Your task
Print the entries below in their entirety, exactly as they are written.

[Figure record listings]
---*---

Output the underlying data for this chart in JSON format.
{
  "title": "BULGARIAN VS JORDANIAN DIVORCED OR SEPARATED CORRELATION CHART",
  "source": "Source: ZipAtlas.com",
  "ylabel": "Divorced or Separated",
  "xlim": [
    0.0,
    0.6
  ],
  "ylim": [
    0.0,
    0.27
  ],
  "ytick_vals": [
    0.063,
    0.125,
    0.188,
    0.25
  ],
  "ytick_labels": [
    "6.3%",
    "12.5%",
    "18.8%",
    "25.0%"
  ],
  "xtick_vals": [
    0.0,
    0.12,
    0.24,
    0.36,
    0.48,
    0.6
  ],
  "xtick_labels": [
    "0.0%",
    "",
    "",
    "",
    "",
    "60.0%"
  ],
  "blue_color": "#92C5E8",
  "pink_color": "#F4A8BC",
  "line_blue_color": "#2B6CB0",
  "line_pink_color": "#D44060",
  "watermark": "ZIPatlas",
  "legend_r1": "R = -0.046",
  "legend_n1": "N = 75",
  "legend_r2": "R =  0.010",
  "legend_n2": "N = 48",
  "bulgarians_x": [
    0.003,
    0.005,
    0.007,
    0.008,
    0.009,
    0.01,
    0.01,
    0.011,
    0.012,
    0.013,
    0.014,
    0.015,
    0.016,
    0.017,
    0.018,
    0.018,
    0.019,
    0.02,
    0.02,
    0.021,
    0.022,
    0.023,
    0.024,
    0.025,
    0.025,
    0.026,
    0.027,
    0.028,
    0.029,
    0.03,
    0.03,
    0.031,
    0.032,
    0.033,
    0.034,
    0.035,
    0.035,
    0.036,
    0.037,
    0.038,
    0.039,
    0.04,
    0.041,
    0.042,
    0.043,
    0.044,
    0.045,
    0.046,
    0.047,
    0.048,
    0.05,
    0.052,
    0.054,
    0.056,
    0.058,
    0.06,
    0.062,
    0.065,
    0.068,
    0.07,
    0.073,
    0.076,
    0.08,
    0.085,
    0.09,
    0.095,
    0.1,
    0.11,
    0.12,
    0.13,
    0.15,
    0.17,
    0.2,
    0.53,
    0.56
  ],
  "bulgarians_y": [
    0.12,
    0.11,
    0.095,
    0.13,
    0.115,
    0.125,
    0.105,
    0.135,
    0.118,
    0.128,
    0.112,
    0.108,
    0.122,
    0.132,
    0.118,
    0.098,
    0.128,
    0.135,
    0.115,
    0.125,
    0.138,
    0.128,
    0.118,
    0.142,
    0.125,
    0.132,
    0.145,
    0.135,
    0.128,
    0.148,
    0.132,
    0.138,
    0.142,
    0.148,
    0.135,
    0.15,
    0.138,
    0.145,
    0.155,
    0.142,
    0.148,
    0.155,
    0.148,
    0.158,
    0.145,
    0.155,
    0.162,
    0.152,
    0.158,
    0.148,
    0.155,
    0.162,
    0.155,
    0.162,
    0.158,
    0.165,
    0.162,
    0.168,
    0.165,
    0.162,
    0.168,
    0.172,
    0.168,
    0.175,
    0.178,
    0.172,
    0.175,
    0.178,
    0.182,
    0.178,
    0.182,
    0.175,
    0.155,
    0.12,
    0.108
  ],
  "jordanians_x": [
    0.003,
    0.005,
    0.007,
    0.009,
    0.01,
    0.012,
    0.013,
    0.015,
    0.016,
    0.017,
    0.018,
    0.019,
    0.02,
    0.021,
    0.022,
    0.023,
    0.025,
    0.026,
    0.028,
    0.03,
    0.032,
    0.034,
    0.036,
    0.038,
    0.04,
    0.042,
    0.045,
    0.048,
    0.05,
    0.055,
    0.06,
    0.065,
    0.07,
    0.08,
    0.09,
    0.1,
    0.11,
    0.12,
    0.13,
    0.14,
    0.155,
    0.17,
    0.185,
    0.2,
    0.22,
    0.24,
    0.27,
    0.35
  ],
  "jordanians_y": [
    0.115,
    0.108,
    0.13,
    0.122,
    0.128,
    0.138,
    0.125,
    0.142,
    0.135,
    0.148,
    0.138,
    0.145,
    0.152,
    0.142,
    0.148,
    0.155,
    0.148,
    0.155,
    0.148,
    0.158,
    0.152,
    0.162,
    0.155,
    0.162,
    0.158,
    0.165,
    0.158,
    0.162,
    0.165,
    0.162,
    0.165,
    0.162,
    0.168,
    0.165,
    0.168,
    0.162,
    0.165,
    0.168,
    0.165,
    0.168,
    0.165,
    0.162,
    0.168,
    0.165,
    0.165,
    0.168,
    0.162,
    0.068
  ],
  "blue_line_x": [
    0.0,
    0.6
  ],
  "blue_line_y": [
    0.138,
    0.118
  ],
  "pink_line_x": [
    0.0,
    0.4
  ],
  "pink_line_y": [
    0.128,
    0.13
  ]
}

---*---

Task result
Output the underlying data for this chart in JSON format.
{
  "title": "BULGARIAN VS JORDANIAN DIVORCED OR SEPARATED CORRELATION CHART",
  "source": "Source: ZipAtlas.com",
  "ylabel": "Divorced or Separated",
  "xlim": [
    0.0,
    0.6
  ],
  "ylim": [
    0.0,
    0.27
  ],
  "ytick_vals": [
    0.063,
    0.125,
    0.188,
    0.25
  ],
  "ytick_labels": [
    "6.3%",
    "12.5%",
    "18.8%",
    "25.0%"
  ],
  "xtick_vals": [
    0.0,
    0.12,
    0.24,
    0.36,
    0.48,
    0.6
  ],
  "xtick_labels": [
    "0.0%",
    "",
    "",
    "",
    "",
    "60.0%"
  ],
  "blue_color": "#92C5E8",
  "pink_color": "#F4A8BC",
  "line_blue_color": "#2B6CB0",
  "line_pink_color": "#D44060",
  "watermark": "ZIPatlas",
  "legend_r1": "R = -0.046",
  "legend_n1": "N = 75",
  "legend_r2": "R =  0.010",
  "legend_n2": "N = 48",
  "bulgarians_x": [
    0.003,
    0.005,
    0.007,
    0.008,
    0.009,
    0.01,
    0.01,
    0.011,
    0.012,
    0.013,
    0.014,
    0.015,
    0.016,
    0.017,
    0.018,
    0.018,
    0.019,
    0.02,
    0.02,
    0.021,
    0.022,
    0.023,
    0.024,
    0.025,
    0.025,
    0.026,
    0.027,
    0.028,
    0.029,
    0.03,
    0.03,
    0.031,
    0.032,
    0.033,
    0.034,
    0.035,
    0.035,
    0.036,
    0.037,
    0.038,
    0.039,
    0.04,
    0.041,
    0.042,
    0.043,
    0.044,
    0.045,
    0.046,
    0.047,
    0.048,
    0.05,
    0.052,
    0.054,
    0.056,
    0.058,
    0.06,
    0.062,
    0.065,
    0.068,
    0.07,
    0.073,
    0.076,
    0.08,
    0.085,
    0.09,
    0.095,
    0.1,
    0.11,
    0.12,
    0.13,
    0.15,
    0.17,
    0.2,
    0.53,
    0.56
  ],
  "bulgarians_y": [
    0.12,
    0.11,
    0.095,
    0.13,
    0.115,
    0.125,
    0.105,
    0.135,
    0.118,
    0.128,
    0.112,
    0.108,
    0.122,
    0.132,
    0.118,
    0.098,
    0.128,
    0.135,
    0.115,
    0.125,
    0.138,
    0.128,
    0.118,
    0.142,
    0.125,
    0.132,
    0.145,
    0.135,
    0.128,
    0.148,
    0.132,
    0.138,
    0.142,
    0.148,
    0.135,
    0.15,
    0.138,
    0.145,
    0.155,
    0.142,
    0.148,
    0.155,
    0.148,
    0.158,
    0.145,
    0.155,
    0.162,
    0.152,
    0.158,
    0.148,
    0.155,
    0.162,
    0.155,
    0.162,
    0.158,
    0.165,
    0.162,
    0.168,
    0.165,
    0.162,
    0.168,
    0.172,
    0.168,
    0.175,
    0.178,
    0.172,
    0.175,
    0.178,
    0.182,
    0.178,
    0.182,
    0.175,
    0.155,
    0.12,
    0.108
  ],
  "jordanians_x": [
    0.003,
    0.005,
    0.007,
    0.009,
    0.01,
    0.012,
    0.013,
    0.015,
    0.016,
    0.017,
    0.018,
    0.019,
    0.02,
    0.021,
    0.022,
    0.023,
    0.025,
    0.026,
    0.028,
    0.03,
    0.032,
    0.034,
    0.036,
    0.038,
    0.04,
    0.042,
    0.045,
    0.048,
    0.05,
    0.055,
    0.06,
    0.065,
    0.07,
    0.08,
    0.09,
    0.1,
    0.11,
    0.12,
    0.13,
    0.14,
    0.155,
    0.17,
    0.185,
    0.2,
    0.22,
    0.24,
    0.27,
    0.35
  ],
  "jordanians_y": [
    0.115,
    0.108,
    0.13,
    0.122,
    0.128,
    0.138,
    0.125,
    0.142,
    0.135,
    0.148,
    0.138,
    0.145,
    0.152,
    0.142,
    0.148,
    0.155,
    0.148,
    0.155,
    0.148,
    0.158,
    0.152,
    0.162,
    0.155,
    0.162,
    0.158,
    0.165,
    0.158,
    0.162,
    0.165,
    0.162,
    0.165,
    0.162,
    0.168,
    0.165,
    0.168,
    0.162,
    0.165,
    0.168,
    0.165,
    0.168,
    0.165,
    0.162,
    0.168,
    0.165,
    0.165,
    0.168,
    0.162,
    0.068
  ],
  "blue_line_x": [
    0.0,
    0.6
  ],
  "blue_line_y": [
    0.138,
    0.118
  ],
  "pink_line_x": [
    0.0,
    0.4
  ],
  "pink_line_y": [
    0.128,
    0.13
  ]
}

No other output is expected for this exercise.